What the exercise asks →
Reproduce the records below exactly as given.
:::::
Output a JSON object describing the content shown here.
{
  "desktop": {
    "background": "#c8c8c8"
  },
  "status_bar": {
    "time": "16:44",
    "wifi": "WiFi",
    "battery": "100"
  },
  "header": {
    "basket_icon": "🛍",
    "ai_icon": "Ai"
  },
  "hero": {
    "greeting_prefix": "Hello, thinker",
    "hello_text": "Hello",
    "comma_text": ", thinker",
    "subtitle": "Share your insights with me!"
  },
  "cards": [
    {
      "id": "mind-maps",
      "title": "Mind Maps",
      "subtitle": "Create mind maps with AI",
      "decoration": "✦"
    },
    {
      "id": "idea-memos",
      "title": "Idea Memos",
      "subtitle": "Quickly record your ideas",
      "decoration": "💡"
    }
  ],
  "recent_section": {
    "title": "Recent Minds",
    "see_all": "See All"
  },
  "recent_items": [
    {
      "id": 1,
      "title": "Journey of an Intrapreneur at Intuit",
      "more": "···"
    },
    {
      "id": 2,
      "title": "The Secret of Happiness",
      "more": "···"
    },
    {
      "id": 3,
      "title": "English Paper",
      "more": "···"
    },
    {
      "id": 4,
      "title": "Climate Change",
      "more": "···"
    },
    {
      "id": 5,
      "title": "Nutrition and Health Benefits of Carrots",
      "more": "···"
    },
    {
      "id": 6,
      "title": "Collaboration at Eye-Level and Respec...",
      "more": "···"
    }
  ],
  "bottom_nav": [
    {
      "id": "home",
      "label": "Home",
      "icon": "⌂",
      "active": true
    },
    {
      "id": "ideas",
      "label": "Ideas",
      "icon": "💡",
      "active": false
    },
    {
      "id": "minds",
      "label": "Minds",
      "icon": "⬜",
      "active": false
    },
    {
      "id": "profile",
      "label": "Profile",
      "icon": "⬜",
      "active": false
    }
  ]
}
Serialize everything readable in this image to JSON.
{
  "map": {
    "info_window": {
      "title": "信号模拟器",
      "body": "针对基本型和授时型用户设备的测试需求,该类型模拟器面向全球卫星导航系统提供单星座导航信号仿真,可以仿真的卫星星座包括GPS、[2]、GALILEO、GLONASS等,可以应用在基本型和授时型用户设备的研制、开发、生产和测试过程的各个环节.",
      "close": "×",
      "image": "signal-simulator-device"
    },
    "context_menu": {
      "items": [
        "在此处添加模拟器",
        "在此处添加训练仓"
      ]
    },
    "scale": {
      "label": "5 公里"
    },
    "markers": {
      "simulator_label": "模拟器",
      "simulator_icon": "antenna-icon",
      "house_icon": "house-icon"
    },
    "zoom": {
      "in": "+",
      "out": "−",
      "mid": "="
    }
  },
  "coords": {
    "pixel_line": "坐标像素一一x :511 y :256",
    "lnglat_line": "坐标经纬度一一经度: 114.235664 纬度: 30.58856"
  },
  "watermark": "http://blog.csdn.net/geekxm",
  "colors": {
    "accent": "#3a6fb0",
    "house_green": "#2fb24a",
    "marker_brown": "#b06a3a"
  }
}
:::::
Expected answer →
Output a JSON object describing the content shown here.
{
  "desktop": {
    "background": "#c8c8c8"
  },
  "status_bar": {
    "time": "16:44",
    "wifi": "WiFi",
    "battery": "100"
  },
  "header": {
    "basket_icon": "🛍",
    "ai_icon": "Ai"
  },
  "hero": {
    "greeting_prefix": "Hello, thinker",
    "hello_text": "Hello",
    "comma_text": ", thinker",
    "subtitle": "Share your insights with me!"
  },
  "cards": [
    {
      "id": "mind-maps",
      "title": "Mind Maps",
      "subtitle": "Create mind maps with AI",
      "decoration": "✦"
    },
    {
      "id": "idea-memos",
      "title": "Idea Memos",
      "subtitle": "Quickly record your ideas",
      "decoration": "💡"
    }
  ],
  "recent_section": {
    "title": "Recent Minds",
    "see_all": "See All"
  },
  "recent_items": [
    {
      "id": 1,
      "title": "Journey of an Intrapreneur at Intuit",
      "more": "···"
    },
    {
      "id": 2,
      "title": "The Secret of Happiness",
      "more": "···"
    },
    {
      "id": 3,
      "title": "English Paper",
      "more": "···"
    },
    {
      "id": 4,
      "title": "Climate Change",
      "more": "···"
    },
    {
      "id": 5,
      "title": "Nutrition and Health Benefits of Carrots",
      "more": "···"
    },
    {
      "id": 6,
      "title": "Collaboration at Eye-Level and Respec...",
      "more": "···"
    }
  ],
  "bottom_nav": [
    {
      "id": "home",
      "label": "Home",
      "icon": "⌂",
      "active": true
    },
    {
      "id": "ideas",
      "label": "Ideas",
      "icon": "💡",
      "active": false
    },
    {
      "id": "minds",
      "label": "Minds",
      "icon": "⬜",
      "active": false
    },
    {
      "id": "profile",
      "label": "Profile",
      "icon": "⬜",
      "active": false
    }
  ]
}
Serialize everything readable in this image to JSON.
{
  "map": {
    "info_window": {
      "title": "信号模拟器",
      "body": "针对基本型和授时型用户设备的测试需求,该类型模拟器面向全球卫星导航系统提供单星座导航信号仿真,可以仿真的卫星星座包括GPS、[2]、GALILEO、GLONASS等,可以应用在基本型和授时型用户设备的研制、开发、生产和测试过程的各个环节.",
      "close": "×",
      "image": "signal-simulator-device"
    },
    "context_menu": {
      "items": [
        "在此处添加模拟器",
        "在此处添加训练仓"
      ]
    },
    "scale": {
      "label": "5 公里"
    },
    "markers": {
      "simulator_label": "模拟器",
      "simulator_icon": "antenna-icon",
      "house_icon": "house-icon"
    },
    "zoom": {
      "in": "+",
      "out": "−",
      "mid": "="
    }
  },
  "coords": {
    "pixel_line": "坐标像素一一x :511 y :256",
    "lnglat_line": "坐标经纬度一一经度: 114.235664 纬度: 30.58856"
  },
  "watermark": "http://blog.csdn.net/geekxm",
  "colors": {
    "accent": "#3a6fb0",
    "house_green": "#2fb24a",
    "marker_brown": "#b06a3a"
  }
}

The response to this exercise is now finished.